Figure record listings
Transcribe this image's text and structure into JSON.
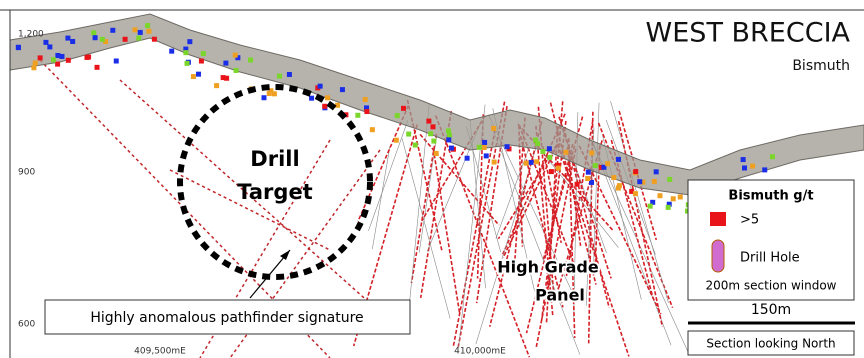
{
  "title": "WEST BRECCIA",
  "subtitle": "Bismuth",
  "elevation_labels": [
    "1,200",
    "900",
    "600"
  ],
  "easting_labels": [
    "409,500mE",
    "410,000mE"
  ],
  "target_label": [
    "Drill",
    "Target"
  ],
  "panel_label": [
    "High Grade",
    "Panel"
  ],
  "callout": "Highly anomalous pathfinder signature",
  "legend": {
    "title": "Bismuth g/t",
    "items": [
      ">5",
      "Drill Hole"
    ],
    "note": "200m section window"
  },
  "scale": {
    "label": "150m",
    "caption": "Section looking North"
  }
}
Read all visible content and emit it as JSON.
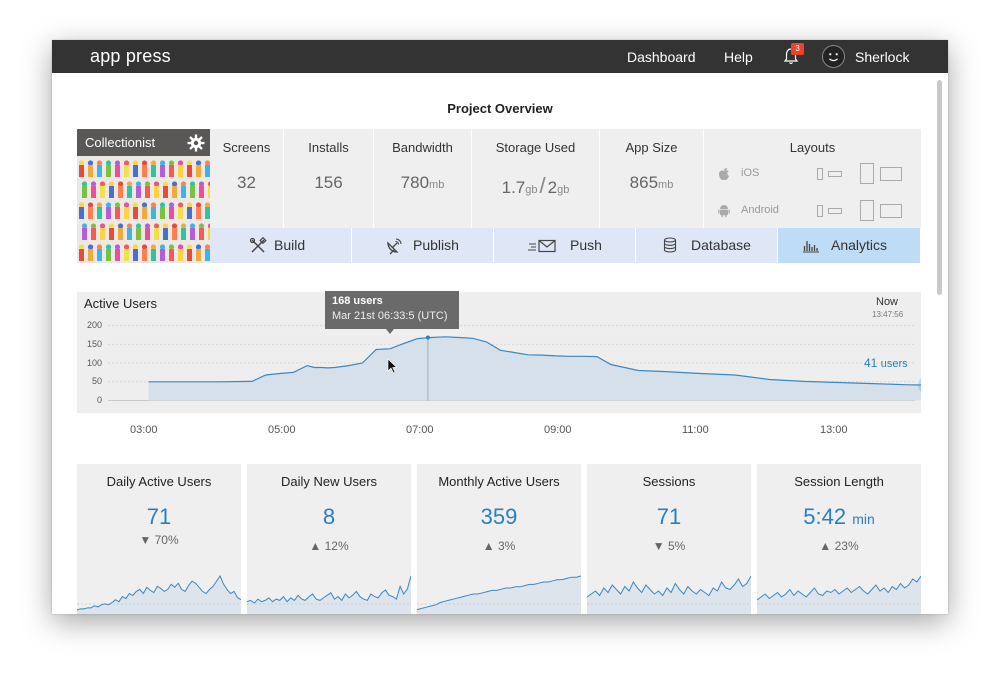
{
  "app": {
    "brand": "app press"
  },
  "nav": {
    "dashboard": "Dashboard",
    "help": "Help",
    "notifications_count": "3",
    "user_name": "Sherlock"
  },
  "page": {
    "title": "Project Overview"
  },
  "project": {
    "name": "Collectionist"
  },
  "stats": {
    "screens": {
      "label": "Screens",
      "value": "32"
    },
    "installs": {
      "label": "Installs",
      "value": "156"
    },
    "bandwidth": {
      "label": "Bandwidth",
      "value": "780",
      "unit": "mb"
    },
    "storage": {
      "label": "Storage Used",
      "used": "1.7",
      "used_unit": "gb",
      "total": "2",
      "total_unit": "gb"
    },
    "app_size": {
      "label": "App Size",
      "value": "865",
      "unit": "mb"
    }
  },
  "layouts": {
    "title": "Layouts",
    "ios": "iOS",
    "android": "Android"
  },
  "actions": [
    {
      "label": "Build",
      "icon": "tools-icon"
    },
    {
      "label": "Publish",
      "icon": "satellite-icon"
    },
    {
      "label": "Push",
      "icon": "envelope-icon"
    },
    {
      "label": "Database",
      "icon": "database-icon"
    },
    {
      "label": "Analytics",
      "icon": "bar-chart-icon"
    }
  ],
  "active_users": {
    "title": "Active Users",
    "now_label": "Now",
    "now_time": "13:47:56",
    "tooltip_users": "168 users",
    "tooltip_date": "Mar 21st 06:33:5 (UTC)",
    "current_value": "41",
    "current_unit": "users"
  },
  "chart_data": {
    "type": "area",
    "title": "Active Users",
    "yticks": [
      "200",
      "150",
      "100",
      "50",
      "0"
    ],
    "xticks": [
      "03:00",
      "05:00",
      "07:00",
      "09:00",
      "11:00",
      "13:00"
    ],
    "ylim": [
      0,
      200
    ],
    "x_hours": [
      2.5,
      3.0,
      3.5,
      4.0,
      4.2,
      4.4,
      4.6,
      4.8,
      4.9,
      5.0,
      5.1,
      5.2,
      5.4,
      5.6,
      5.8,
      6.0,
      6.2,
      6.4,
      6.6,
      6.8,
      7.0,
      7.2,
      7.4,
      7.6,
      7.8,
      8.0,
      8.2,
      8.4,
      8.6,
      8.8,
      9.0,
      9.2,
      9.4,
      9.6,
      10.0,
      10.5,
      11.0,
      11.5,
      12.0,
      12.5,
      13.0,
      13.5,
      13.78
    ],
    "values": [
      50,
      50,
      50,
      51,
      68,
      72,
      75,
      93,
      88,
      88,
      87,
      88,
      93,
      100,
      136,
      138,
      152,
      165,
      168,
      170,
      168,
      166,
      156,
      134,
      128,
      122,
      121,
      119,
      118,
      118,
      117,
      96,
      88,
      80,
      77,
      72,
      68,
      56,
      51,
      48,
      45,
      42,
      41
    ],
    "highlight": {
      "x_hours": 6.55,
      "value": 168
    },
    "grid": true
  },
  "cards": [
    {
      "title": "Daily Active Users",
      "value": "71",
      "change": "70%",
      "direction": "down"
    },
    {
      "title": "Daily New Users",
      "value": "8",
      "change": "12%",
      "direction": "up"
    },
    {
      "title": "Monthly Active Users",
      "value": "359",
      "change": "3%",
      "direction": "up"
    },
    {
      "title": "Sessions",
      "value": "71",
      "change": "5%",
      "direction": "down"
    },
    {
      "title": "Session Length",
      "value": "5:42",
      "unit": "min",
      "change": "23%",
      "direction": "up"
    }
  ],
  "sparklines": [
    [
      2,
      3,
      3,
      4,
      4,
      6,
      5,
      7,
      8,
      7,
      9,
      12,
      10,
      15,
      13,
      18,
      16,
      20,
      22,
      18,
      24,
      21,
      19,
      25,
      23,
      20,
      22,
      27,
      24,
      28,
      22,
      20,
      26,
      30,
      28,
      24,
      20,
      18,
      22,
      25,
      30,
      35,
      27,
      22,
      18,
      20,
      14,
      12
    ],
    [
      8,
      9,
      7,
      10,
      8,
      9,
      11,
      8,
      10,
      9,
      12,
      8,
      11,
      9,
      13,
      10,
      9,
      12,
      14,
      10,
      9,
      11,
      13,
      15,
      10,
      12,
      9,
      14,
      11,
      13,
      16,
      12,
      10,
      9,
      14,
      12,
      11,
      15,
      17,
      13,
      12,
      10,
      20,
      14,
      18,
      28
    ],
    [
      2,
      3,
      4,
      5,
      6,
      8,
      9,
      10,
      11,
      12,
      13,
      14,
      15,
      15,
      16,
      17,
      18,
      18,
      19,
      20,
      20,
      21,
      21,
      22,
      23,
      23,
      24,
      25,
      25,
      26,
      27,
      27,
      28,
      29,
      29,
      30
    ],
    [
      10,
      12,
      14,
      11,
      16,
      13,
      18,
      15,
      12,
      17,
      14,
      20,
      16,
      13,
      18,
      15,
      12,
      14,
      11,
      16,
      13,
      19,
      15,
      12,
      17,
      14,
      12,
      15,
      13,
      11,
      16,
      14,
      20,
      16,
      15,
      18,
      22,
      17,
      19,
      24
    ],
    [
      8,
      10,
      12,
      9,
      11,
      13,
      10,
      12,
      15,
      11,
      14,
      12,
      10,
      13,
      16,
      12,
      11,
      14,
      13,
      15,
      12,
      14,
      16,
      13,
      15,
      17,
      14,
      12,
      15,
      18,
      14,
      16,
      13,
      17,
      15,
      19,
      16,
      18,
      22,
      20,
      24
    ]
  ]
}
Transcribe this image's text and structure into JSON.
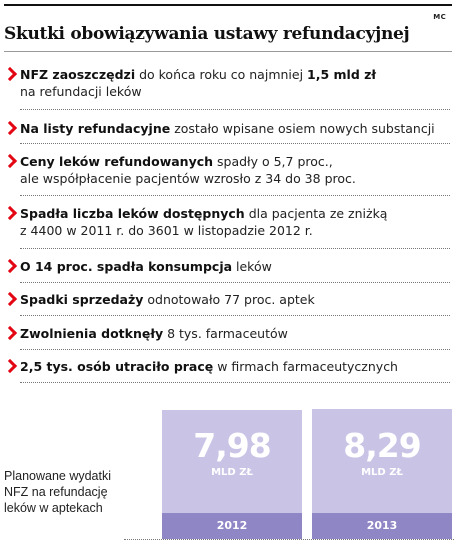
{
  "credit": "MC",
  "title": "Skutki obowiązywania ustawy refundacyjnej",
  "facts": [
    {
      "bold": "NFZ zaoszczędzi",
      "mid": " do końca roku co najmniej ",
      "bold2": "1,5 mld zł",
      "line2": "na refundacji leków"
    },
    {
      "bold": "Na listy refundacyjne",
      "rest": " zostało wpisane osiem nowych substancji"
    },
    {
      "bold": "Ceny leków refundowanych",
      "rest": " spadły o 5,7 proc.,",
      "line2": "ale współpłacenie pacjentów wzrosło z 34 do 38 proc."
    },
    {
      "bold": "Spadła liczba leków dostępnych",
      "rest": " dla pacjenta ze zniżką",
      "line2": "z 4400 w 2011 r. do 3601 w listopadzie 2012 r."
    },
    {
      "bold": "O 14 proc. spadła konsumpcja",
      "rest": " leków"
    },
    {
      "bold": "Spadki sprzedaży",
      "rest": " odnotowało 77 proc. aptek"
    },
    {
      "bold": "Zwolnienia dotknęły",
      "rest": " 8 tys. farmaceutów"
    },
    {
      "bold": "2,5 tys. osób utraciło pracę",
      "rest": " w firmach farmaceutycznych"
    }
  ],
  "chart_data": {
    "type": "bar",
    "label": "Planowane wydatki NFZ na refundację leków w aptekach",
    "unit": "MLD ZŁ",
    "categories": [
      "2012",
      "2013"
    ],
    "values": [
      7.98,
      8.29
    ],
    "value_labels": [
      "7,98",
      "8,29"
    ]
  },
  "colors": {
    "accent": "#e30613",
    "bar": "#c9c4e6",
    "bar_dark": "#8f86c6"
  }
}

WHAT YOU ARE ASKED TO DO: Exactly reproduce each record, leaving out any pictures.

ANSWER TO THE TASK:
Transcribe this image's text and structure into JSON.
{
  "title": "WEST BRECCIA",
  "subtitle": "Bismuth",
  "elevation_labels": [
    "1,200",
    "900",
    "600"
  ],
  "easting_labels": [
    "409,500mE",
    "410,000mE"
  ],
  "target_label": [
    "Drill",
    "Target"
  ],
  "panel_label": [
    "High Grade",
    "Panel"
  ],
  "callout": "Highly anomalous pathfinder signature",
  "legend": {
    "title": "Bismuth g/t",
    "items": [
      ">5",
      "Drill Hole"
    ],
    "note": "200m section window"
  },
  "scale": {
    "label": "150m",
    "caption": "Section looking North"
  }
}
Read all visible content and emit it as JSON.
{
  "app": {
    "brand": "app press"
  },
  "nav": {
    "dashboard": "Dashboard",
    "help": "Help",
    "notifications_count": "3",
    "user_name": "Sherlock"
  },
  "page": {
    "title": "Project Overview"
  },
  "project": {
    "name": "Collectionist"
  },
  "stats": {
    "screens": {
      "label": "Screens",
      "value": "32"
    },
    "installs": {
      "label": "Installs",
      "value": "156"
    },
    "bandwidth": {
      "label": "Bandwidth",
      "value": "780",
      "unit": "mb"
    },
    "storage": {
      "label": "Storage Used",
      "used": "1.7",
      "used_unit": "gb",
      "total": "2",
      "total_unit": "gb"
    },
    "app_size": {
      "label": "App Size",
      "value": "865",
      "unit": "mb"
    }
  },
  "layouts": {
    "title": "Layouts",
    "ios": "iOS",
    "android": "Android"
  },
  "actions": [
    {
      "label": "Build",
      "icon": "tools-icon"
    },
    {
      "label": "Publish",
      "icon": "satellite-icon"
    },
    {
      "label": "Push",
      "icon": "envelope-icon"
    },
    {
      "label": "Database",
      "icon": "database-icon"
    },
    {
      "label": "Analytics",
      "icon": "bar-chart-icon"
    }
  ],
  "active_users": {
    "title": "Active Users",
    "now_label": "Now",
    "now_time": "13:47:56",
    "tooltip_users": "168 users",
    "tooltip_date": "Mar 21st 06:33:5 (UTC)",
    "current_value": "41",
    "current_unit": "users"
  },
  "chart_data": {
    "type": "area",
    "title": "Active Users",
    "yticks": [
      "200",
      "150",
      "100",
      "50",
      "0"
    ],
    "xticks": [
      "03:00",
      "05:00",
      "07:00",
      "09:00",
      "11:00",
      "13:00"
    ],
    "ylim": [
      0,
      200
    ],
    "x_hours": [
      2.5,
      3.0,
      3.5,
      4.0,
      4.2,
      4.4,
      4.6,
      4.8,
      4.9,
      5.0,
      5.1,
      5.2,
      5.4,
      5.6,
      5.8,
      6.0,
      6.2,
      6.4,
      6.6,
      6.8,
      7.0,
      7.2,
      7.4,
      7.6,
      7.8,
      8.0,
      8.2,
      8.4,
      8.6,
      8.8,
      9.0,
      9.2,
      9.4,
      9.6,
      10.0,
      10.5,
      11.0,
      11.5,
      12.0,
      12.5,
      13.0,
      13.5,
      13.78
    ],
    "values": [
      50,
      50,
      50,
      51,
      68,
      72,
      75,
      93,
      88,
      88,
      87,
      88,
      93,
      100,
      136,
      138,
      152,
      165,
      168,
      170,
      168,
      166,
      156,
      134,
      128,
      122,
      121,
      119,
      118,
      118,
      117,
      96,
      88,
      80,
      77,
      72,
      68,
      56,
      51,
      48,
      45,
      42,
      41
    ],
    "highlight": {
      "x_hours": 6.55,
      "value": 168
    },
    "grid": true
  },
  "cards": [
    {
      "title": "Daily Active Users",
      "value": "71",
      "change": "70%",
      "direction": "down"
    },
    {
      "title": "Daily New Users",
      "value": "8",
      "change": "12%",
      "direction": "up"
    },
    {
      "title": "Monthly Active Users",
      "value": "359",
      "change": "3%",
      "direction": "up"
    },
    {
      "title": "Sessions",
      "value": "71",
      "change": "5%",
      "direction": "down"
    },
    {
      "title": "Session Length",
      "value": "5:42",
      "unit": "min",
      "change": "23%",
      "direction": "up"
    }
  ],
  "sparklines": [
    [
      2,
      3,
      3,
      4,
      4,
      6,
      5,
      7,
      8,
      7,
      9,
      12,
      10,
      15,
      13,
      18,
      16,
      20,
      22,
      18,
      24,
      21,
      19,
      25,
      23,
      20,
      22,
      27,
      24,
      28,
      22,
      20,
      26,
      30,
      28,
      24,
      20,
      18,
      22,
      25,
      30,
      35,
      27,
      22,
      18,
      20,
      14,
      12
    ],
    [
      8,
      9,
      7,
      10,
      8,
      9,
      11,
      8,
      10,
      9,
      12,
      8,
      11,
      9,
      13,
      10,
      9,
      12,
      14,
      10,
      9,
      11,
      13,
      15,
      10,
      12,
      9,
      14,
      11,
      13,
      16,
      12,
      10,
      9,
      14,
      12,
      11,
      15,
      17,
      13,
      12,
      10,
      20,
      14,
      18,
      28
    ],
    [
      2,
      3,
      4,
      5,
      6,
      8,
      9,
      10,
      11,
      12,
      13,
      14,
      15,
      15,
      16,
      17,
      18,
      18,
      19,
      20,
      20,
      21,
      21,
      22,
      23,
      23,
      24,
      25,
      25,
      26,
      27,
      27,
      28,
      29,
      29,
      30
    ],
    [
      10,
      12,
      14,
      11,
      16,
      13,
      18,
      15,
      12,
      17,
      14,
      20,
      16,
      13,
      18,
      15,
      12,
      14,
      11,
      16,
      13,
      19,
      15,
      12,
      17,
      14,
      12,
      15,
      13,
      11,
      16,
      14,
      20,
      16,
      15,
      18,
      22,
      17,
      19,
      24
    ],
    [
      8,
      10,
      12,
      9,
      11,
      13,
      10,
      12,
      15,
      11,
      14,
      12,
      10,
      13,
      16,
      12,
      11,
      14,
      13,
      15,
      12,
      14,
      16,
      13,
      15,
      17,
      14,
      12,
      15,
      18,
      14,
      16,
      13,
      17,
      15,
      19,
      16,
      18,
      22,
      20,
      24
    ]
  ]
}
Transcribe this image's text and structure into JSON.
{
  "credit": "MC",
  "title": "Skutki obowiązywania ustawy refundacyjnej",
  "facts": [
    {
      "bold": "NFZ zaoszczędzi",
      "mid": " do końca roku co najmniej ",
      "bold2": "1,5 mld zł",
      "line2": "na refundacji leków"
    },
    {
      "bold": "Na listy refundacyjne",
      "rest": " zostało wpisane osiem nowych substancji"
    },
    {
      "bold": "Ceny leków refundowanych",
      "rest": " spadły o 5,7 proc.,",
      "line2": "ale współpłacenie pacjentów wzrosło z 34 do 38 proc."
    },
    {
      "bold": "Spadła liczba leków dostępnych",
      "rest": " dla pacjenta ze zniżką",
      "line2": "z 4400 w 2011 r. do 3601 w listopadzie 2012 r."
    },
    {
      "bold": "O 14 proc. spadła konsumpcja",
      "rest": " leków"
    },
    {
      "bold": "Spadki sprzedaży",
      "rest": " odnotowało 77 proc. aptek"
    },
    {
      "bold": "Zwolnienia dotknęły",
      "rest": " 8 tys. farmaceutów"
    },
    {
      "bold": "2,5 tys. osób utraciło pracę",
      "rest": " w firmach farmaceutycznych"
    }
  ],
  "chart_data": {
    "type": "bar",
    "label": "Planowane wydatki NFZ na refundację leków w aptekach",
    "unit": "MLD ZŁ",
    "categories": [
      "2012",
      "2013"
    ],
    "values": [
      7.98,
      8.29
    ],
    "value_labels": [
      "7,98",
      "8,29"
    ]
  },
  "colors": {
    "accent": "#e30613",
    "bar": "#c9c4e6",
    "bar_dark": "#8f86c6"
  }
}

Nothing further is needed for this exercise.